[Start RECORDS SUPPLIED]

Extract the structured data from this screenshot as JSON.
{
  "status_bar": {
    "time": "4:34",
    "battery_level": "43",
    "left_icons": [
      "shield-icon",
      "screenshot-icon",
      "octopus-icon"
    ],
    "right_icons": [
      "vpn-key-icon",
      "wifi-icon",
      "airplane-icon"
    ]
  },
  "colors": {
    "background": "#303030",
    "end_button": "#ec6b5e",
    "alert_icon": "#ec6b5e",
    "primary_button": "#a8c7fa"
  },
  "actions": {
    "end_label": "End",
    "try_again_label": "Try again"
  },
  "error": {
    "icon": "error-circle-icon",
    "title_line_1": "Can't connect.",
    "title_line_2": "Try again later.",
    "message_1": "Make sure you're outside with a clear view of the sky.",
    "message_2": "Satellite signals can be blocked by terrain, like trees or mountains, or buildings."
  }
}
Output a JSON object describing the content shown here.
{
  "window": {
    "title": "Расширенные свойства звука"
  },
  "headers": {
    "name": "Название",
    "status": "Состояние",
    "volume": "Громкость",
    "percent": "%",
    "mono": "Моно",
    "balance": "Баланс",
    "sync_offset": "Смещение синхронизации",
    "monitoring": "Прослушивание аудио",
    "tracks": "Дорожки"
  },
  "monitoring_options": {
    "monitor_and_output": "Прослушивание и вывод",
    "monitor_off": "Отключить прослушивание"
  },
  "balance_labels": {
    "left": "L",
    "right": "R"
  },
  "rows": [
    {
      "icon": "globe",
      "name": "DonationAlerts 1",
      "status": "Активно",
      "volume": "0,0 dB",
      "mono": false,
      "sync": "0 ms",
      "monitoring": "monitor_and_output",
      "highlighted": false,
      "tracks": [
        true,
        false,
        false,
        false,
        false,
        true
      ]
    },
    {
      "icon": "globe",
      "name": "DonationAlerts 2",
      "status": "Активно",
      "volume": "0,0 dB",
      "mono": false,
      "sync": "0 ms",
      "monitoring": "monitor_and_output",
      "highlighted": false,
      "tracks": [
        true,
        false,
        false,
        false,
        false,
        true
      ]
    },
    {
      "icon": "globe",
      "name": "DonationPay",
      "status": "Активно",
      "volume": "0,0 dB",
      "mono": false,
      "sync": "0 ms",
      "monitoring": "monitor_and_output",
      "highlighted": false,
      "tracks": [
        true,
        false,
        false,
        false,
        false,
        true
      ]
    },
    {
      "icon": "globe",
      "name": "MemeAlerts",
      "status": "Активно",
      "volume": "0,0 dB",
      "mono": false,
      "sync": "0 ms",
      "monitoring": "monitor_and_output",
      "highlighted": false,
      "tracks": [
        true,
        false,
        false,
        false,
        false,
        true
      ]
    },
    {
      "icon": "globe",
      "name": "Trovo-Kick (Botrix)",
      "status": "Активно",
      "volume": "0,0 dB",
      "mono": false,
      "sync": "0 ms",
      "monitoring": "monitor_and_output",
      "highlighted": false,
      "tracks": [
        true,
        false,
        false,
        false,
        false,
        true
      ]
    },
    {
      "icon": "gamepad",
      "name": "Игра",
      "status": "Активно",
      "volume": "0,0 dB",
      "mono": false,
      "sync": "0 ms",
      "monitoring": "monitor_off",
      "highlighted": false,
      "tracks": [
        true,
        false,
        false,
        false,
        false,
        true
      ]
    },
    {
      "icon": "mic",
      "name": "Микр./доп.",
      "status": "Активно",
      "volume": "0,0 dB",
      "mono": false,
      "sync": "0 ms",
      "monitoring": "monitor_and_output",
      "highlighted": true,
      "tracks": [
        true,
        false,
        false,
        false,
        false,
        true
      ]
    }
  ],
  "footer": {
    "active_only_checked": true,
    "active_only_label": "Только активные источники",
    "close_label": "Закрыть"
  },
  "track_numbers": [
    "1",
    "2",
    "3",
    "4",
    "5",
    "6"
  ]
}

[End RECORDS SUPPLIED]

TASK DIRECTIONS → Go through the records. Copy each line where "screenshot" appears.

THE RESULT →
Extract the structured data from this screenshot as JSON.
      "screenshot-icon",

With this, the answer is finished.